Find the string "significant" and gather every line that holds it.

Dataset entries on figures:
---*---

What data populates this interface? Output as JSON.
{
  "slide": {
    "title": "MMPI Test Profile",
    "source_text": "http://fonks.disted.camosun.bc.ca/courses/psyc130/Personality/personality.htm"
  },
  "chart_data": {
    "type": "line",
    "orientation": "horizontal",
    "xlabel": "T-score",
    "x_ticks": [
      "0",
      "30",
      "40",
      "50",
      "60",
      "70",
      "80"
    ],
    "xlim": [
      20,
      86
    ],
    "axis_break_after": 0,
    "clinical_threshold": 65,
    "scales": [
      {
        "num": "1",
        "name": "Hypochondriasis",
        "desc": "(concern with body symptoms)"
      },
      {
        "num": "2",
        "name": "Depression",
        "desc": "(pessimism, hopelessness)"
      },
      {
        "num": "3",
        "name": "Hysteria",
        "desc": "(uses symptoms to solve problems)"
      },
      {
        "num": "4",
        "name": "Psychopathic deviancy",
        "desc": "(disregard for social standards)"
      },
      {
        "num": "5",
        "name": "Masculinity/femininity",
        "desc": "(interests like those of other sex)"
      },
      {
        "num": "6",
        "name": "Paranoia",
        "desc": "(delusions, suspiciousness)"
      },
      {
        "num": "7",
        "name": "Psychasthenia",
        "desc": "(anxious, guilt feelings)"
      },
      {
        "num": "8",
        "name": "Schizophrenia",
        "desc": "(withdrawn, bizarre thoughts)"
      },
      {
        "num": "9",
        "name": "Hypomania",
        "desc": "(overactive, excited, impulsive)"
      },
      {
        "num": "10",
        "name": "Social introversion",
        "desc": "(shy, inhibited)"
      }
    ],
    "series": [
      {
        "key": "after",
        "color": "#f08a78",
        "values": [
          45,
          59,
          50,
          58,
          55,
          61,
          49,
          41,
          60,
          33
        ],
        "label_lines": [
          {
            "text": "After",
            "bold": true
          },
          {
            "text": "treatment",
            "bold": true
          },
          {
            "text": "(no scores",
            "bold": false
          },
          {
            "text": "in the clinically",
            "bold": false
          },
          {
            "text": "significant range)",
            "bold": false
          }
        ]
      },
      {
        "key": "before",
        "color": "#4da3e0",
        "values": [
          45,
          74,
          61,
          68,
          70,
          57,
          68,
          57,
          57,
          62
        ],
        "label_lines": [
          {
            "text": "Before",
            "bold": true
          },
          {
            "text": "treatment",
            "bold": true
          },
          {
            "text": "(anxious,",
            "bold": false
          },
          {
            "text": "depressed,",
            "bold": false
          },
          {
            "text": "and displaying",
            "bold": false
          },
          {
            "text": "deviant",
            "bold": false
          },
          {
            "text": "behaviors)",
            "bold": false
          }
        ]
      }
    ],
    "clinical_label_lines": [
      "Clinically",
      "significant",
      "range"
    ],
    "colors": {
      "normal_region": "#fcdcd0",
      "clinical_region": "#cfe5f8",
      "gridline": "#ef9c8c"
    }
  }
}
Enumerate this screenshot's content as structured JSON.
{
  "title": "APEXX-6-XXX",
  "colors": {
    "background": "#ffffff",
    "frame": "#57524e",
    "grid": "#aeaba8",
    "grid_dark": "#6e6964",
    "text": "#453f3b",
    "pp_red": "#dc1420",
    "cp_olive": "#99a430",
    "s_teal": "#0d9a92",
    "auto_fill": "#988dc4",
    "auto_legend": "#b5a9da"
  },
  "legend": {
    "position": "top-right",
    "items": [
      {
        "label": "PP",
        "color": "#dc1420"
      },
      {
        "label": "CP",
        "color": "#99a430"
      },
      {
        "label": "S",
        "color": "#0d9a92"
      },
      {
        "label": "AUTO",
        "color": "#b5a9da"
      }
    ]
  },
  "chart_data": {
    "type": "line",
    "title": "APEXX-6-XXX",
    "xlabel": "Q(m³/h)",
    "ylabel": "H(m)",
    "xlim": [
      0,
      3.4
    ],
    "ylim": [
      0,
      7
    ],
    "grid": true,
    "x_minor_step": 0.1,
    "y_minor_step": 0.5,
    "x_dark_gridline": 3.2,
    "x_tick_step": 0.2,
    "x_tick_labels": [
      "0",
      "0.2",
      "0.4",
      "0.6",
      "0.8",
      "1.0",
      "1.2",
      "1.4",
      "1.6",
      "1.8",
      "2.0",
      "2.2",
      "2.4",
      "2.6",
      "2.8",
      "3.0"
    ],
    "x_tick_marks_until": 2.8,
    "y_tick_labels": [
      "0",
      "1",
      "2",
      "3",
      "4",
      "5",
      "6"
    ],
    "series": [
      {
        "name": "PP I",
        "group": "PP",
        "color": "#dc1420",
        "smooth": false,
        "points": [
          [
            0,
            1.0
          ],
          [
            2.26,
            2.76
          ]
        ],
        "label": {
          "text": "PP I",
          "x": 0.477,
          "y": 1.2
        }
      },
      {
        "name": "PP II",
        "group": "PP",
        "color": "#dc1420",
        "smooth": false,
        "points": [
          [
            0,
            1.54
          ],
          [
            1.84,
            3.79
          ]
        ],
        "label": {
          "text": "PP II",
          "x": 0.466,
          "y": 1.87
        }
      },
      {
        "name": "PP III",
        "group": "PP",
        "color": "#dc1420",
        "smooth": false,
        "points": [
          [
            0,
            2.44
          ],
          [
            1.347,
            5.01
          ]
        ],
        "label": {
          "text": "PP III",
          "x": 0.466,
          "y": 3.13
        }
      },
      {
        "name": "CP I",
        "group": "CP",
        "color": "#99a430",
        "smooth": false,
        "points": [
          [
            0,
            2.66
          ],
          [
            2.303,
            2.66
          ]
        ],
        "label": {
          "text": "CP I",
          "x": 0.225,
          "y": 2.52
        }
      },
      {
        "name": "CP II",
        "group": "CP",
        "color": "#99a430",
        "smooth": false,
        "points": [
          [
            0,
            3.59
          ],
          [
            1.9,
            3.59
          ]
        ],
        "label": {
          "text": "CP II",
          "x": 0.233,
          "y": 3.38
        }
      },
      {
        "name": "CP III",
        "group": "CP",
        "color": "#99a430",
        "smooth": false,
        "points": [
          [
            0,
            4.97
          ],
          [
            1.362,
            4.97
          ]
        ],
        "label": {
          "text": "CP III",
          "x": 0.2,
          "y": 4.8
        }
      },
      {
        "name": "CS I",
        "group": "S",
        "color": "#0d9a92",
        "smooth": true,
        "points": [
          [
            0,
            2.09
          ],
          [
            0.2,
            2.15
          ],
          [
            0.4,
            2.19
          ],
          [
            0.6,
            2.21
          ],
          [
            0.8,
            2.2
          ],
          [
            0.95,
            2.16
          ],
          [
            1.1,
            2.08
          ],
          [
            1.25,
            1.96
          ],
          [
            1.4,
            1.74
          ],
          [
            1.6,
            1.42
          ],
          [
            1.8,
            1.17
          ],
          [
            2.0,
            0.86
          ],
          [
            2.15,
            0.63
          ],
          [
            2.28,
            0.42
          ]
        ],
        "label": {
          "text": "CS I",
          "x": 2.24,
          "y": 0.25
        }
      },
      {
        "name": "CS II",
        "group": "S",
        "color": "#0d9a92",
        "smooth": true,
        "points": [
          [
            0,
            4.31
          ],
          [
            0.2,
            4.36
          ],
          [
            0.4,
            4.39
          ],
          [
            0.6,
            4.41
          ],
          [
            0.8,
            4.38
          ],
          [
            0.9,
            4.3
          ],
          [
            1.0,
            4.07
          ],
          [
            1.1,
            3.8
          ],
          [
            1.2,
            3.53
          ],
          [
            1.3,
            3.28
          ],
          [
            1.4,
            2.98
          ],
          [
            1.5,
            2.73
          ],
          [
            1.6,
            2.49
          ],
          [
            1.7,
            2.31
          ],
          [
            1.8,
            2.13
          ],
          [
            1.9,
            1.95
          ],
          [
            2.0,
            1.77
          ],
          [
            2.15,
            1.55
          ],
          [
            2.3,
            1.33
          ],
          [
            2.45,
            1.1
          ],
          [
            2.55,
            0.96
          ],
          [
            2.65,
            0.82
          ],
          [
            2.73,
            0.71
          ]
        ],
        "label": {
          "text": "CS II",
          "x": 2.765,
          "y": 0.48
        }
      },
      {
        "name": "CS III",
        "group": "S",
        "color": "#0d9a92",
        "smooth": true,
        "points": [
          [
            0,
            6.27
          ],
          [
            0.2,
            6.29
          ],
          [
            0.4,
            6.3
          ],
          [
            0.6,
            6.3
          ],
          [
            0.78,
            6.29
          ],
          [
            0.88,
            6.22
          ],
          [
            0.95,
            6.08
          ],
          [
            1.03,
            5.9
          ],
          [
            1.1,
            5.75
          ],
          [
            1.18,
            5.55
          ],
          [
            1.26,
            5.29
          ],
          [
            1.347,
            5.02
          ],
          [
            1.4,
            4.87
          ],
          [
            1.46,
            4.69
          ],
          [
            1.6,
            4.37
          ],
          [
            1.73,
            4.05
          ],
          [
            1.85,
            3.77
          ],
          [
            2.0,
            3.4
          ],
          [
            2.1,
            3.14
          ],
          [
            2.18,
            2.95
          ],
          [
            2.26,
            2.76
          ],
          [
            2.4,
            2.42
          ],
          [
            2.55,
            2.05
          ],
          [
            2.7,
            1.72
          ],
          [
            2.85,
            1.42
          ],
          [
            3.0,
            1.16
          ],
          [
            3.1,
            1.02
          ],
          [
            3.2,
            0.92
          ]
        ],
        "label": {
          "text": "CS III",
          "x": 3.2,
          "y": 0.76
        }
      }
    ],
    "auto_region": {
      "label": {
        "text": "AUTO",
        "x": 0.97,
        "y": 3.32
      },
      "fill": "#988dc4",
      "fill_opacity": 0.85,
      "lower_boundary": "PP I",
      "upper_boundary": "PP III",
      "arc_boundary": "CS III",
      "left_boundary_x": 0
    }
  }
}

---*---

= FINAL RESULT =
            "text": "significant range)",
      "significant",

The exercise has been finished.